▸ WHAT THE TASK REQUIRES: Quote the records that follow in full, leaving the pictures out.
────
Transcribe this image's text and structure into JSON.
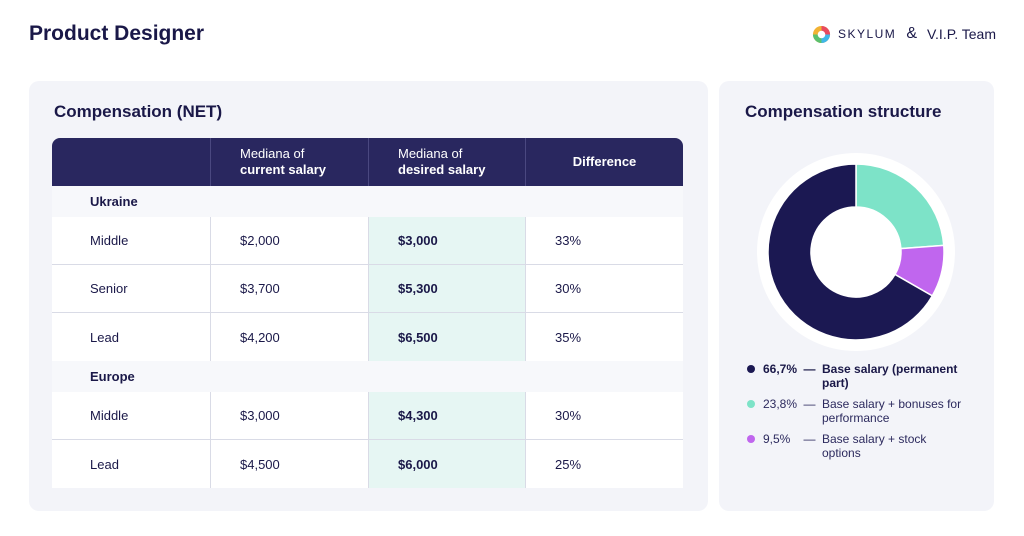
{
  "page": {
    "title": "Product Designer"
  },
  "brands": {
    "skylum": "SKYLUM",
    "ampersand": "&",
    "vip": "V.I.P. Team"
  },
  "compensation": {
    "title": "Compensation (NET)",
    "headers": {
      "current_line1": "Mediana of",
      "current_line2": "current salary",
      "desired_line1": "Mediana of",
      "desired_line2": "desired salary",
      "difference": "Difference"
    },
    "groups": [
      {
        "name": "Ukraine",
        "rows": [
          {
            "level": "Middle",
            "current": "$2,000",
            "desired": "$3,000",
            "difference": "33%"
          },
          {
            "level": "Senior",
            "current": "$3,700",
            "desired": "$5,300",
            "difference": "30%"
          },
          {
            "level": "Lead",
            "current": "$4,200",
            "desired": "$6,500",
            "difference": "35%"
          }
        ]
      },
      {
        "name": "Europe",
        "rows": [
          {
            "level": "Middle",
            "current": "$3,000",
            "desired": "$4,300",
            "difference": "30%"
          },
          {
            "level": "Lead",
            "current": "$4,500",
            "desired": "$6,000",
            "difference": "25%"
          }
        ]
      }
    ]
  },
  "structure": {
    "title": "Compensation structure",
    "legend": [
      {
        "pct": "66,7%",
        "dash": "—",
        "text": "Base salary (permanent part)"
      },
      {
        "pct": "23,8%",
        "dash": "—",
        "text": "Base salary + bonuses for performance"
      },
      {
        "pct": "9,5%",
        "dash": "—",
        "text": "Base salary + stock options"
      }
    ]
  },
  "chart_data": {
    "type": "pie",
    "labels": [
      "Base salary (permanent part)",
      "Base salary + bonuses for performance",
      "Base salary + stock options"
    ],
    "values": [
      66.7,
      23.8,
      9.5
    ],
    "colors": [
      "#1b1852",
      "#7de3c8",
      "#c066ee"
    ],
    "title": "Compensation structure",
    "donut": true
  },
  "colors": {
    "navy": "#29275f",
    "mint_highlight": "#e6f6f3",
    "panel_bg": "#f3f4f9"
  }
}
────
▸ RESULT OF THE EXERCISE:
Transcribe this image's text and structure into JSON.
{
  "page": {
    "title": "Product Designer"
  },
  "brands": {
    "skylum": "SKYLUM",
    "ampersand": "&",
    "vip": "V.I.P. Team"
  },
  "compensation": {
    "title": "Compensation (NET)",
    "headers": {
      "current_line1": "Mediana of",
      "current_line2": "current salary",
      "desired_line1": "Mediana of",
      "desired_line2": "desired salary",
      "difference": "Difference"
    },
    "groups": [
      {
        "name": "Ukraine",
        "rows": [
          {
            "level": "Middle",
            "current": "$2,000",
            "desired": "$3,000",
            "difference": "33%"
          },
          {
            "level": "Senior",
            "current": "$3,700",
            "desired": "$5,300",
            "difference": "30%"
          },
          {
            "level": "Lead",
            "current": "$4,200",
            "desired": "$6,500",
            "difference": "35%"
          }
        ]
      },
      {
        "name": "Europe",
        "rows": [
          {
            "level": "Middle",
            "current": "$3,000",
            "desired": "$4,300",
            "difference": "30%"
          },
          {
            "level": "Lead",
            "current": "$4,500",
            "desired": "$6,000",
            "difference": "25%"
          }
        ]
      }
    ]
  },
  "structure": {
    "title": "Compensation structure",
    "legend": [
      {
        "pct": "66,7%",
        "dash": "—",
        "text": "Base salary (permanent part)"
      },
      {
        "pct": "23,8%",
        "dash": "—",
        "text": "Base salary + bonuses for performance"
      },
      {
        "pct": "9,5%",
        "dash": "—",
        "text": "Base salary + stock options"
      }
    ]
  },
  "chart_data": {
    "type": "pie",
    "labels": [
      "Base salary (permanent part)",
      "Base salary + bonuses for performance",
      "Base salary + stock options"
    ],
    "values": [
      66.7,
      23.8,
      9.5
    ],
    "colors": [
      "#1b1852",
      "#7de3c8",
      "#c066ee"
    ],
    "title": "Compensation structure",
    "donut": true
  },
  "colors": {
    "navy": "#29275f",
    "mint_highlight": "#e6f6f3",
    "panel_bg": "#f3f4f9"
  }
}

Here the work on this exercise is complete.